EXERCISE MATERIALS:
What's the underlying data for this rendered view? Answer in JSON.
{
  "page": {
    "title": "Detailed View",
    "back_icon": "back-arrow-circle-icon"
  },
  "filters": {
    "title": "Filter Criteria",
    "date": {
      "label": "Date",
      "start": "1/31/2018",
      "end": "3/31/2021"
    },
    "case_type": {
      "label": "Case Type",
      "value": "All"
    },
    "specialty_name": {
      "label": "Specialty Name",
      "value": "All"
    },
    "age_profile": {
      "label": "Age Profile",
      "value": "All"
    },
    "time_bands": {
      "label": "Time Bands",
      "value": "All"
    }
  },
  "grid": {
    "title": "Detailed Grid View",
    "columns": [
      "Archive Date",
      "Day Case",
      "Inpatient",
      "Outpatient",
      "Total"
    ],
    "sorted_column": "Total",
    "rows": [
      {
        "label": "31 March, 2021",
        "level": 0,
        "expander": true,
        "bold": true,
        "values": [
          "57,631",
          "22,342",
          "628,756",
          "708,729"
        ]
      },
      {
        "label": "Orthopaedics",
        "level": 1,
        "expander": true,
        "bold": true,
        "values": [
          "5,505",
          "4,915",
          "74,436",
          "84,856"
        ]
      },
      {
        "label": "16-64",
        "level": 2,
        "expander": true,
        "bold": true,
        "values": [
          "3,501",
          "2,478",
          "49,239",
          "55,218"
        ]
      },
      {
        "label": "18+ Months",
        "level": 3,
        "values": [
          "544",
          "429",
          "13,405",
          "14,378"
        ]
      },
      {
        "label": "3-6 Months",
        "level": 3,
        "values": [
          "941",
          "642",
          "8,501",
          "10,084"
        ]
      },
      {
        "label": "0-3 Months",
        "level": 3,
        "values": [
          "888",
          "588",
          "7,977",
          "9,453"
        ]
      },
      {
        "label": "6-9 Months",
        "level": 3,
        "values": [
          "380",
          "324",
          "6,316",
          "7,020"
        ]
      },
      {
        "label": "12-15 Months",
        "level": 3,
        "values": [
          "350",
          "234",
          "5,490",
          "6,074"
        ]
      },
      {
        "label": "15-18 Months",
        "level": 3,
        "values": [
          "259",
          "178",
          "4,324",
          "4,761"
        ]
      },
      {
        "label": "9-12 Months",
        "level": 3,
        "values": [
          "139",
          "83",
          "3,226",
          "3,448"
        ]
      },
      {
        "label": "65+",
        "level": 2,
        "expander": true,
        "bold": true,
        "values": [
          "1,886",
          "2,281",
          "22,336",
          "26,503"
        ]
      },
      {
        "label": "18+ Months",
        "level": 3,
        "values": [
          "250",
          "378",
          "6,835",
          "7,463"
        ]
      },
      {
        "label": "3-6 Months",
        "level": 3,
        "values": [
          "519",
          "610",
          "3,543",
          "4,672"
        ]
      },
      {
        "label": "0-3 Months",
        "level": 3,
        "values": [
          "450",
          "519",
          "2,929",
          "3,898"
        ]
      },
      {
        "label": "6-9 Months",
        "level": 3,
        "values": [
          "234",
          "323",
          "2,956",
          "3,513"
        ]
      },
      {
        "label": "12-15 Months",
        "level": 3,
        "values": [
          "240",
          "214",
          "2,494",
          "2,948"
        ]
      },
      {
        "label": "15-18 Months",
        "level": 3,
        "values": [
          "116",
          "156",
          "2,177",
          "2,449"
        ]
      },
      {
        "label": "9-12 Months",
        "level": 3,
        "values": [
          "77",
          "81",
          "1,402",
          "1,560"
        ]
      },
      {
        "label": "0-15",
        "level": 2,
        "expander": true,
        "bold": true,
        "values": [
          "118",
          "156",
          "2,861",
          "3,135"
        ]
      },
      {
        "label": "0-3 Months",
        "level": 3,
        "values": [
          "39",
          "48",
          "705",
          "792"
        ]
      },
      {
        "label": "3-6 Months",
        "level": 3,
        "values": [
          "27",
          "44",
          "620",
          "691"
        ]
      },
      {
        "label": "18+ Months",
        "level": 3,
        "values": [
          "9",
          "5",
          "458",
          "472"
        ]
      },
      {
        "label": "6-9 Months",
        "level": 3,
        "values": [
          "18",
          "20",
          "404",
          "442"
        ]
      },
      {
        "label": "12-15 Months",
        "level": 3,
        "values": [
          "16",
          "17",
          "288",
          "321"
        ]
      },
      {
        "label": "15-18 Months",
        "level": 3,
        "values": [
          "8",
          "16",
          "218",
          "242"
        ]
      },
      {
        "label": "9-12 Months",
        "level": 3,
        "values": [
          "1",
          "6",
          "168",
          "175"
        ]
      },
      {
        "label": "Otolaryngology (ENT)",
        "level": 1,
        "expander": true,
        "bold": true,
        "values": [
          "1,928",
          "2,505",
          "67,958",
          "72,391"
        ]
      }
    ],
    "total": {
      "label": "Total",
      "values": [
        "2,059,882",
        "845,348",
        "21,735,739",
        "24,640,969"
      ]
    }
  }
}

WORK TO COMPLETE:
Scan the material above. Extract every line in which the word "Detailed" occurs.

RESPONSE FOR THIS EXERCISE:
    "title": "Detailed View",
    "title": "Detailed Grid View",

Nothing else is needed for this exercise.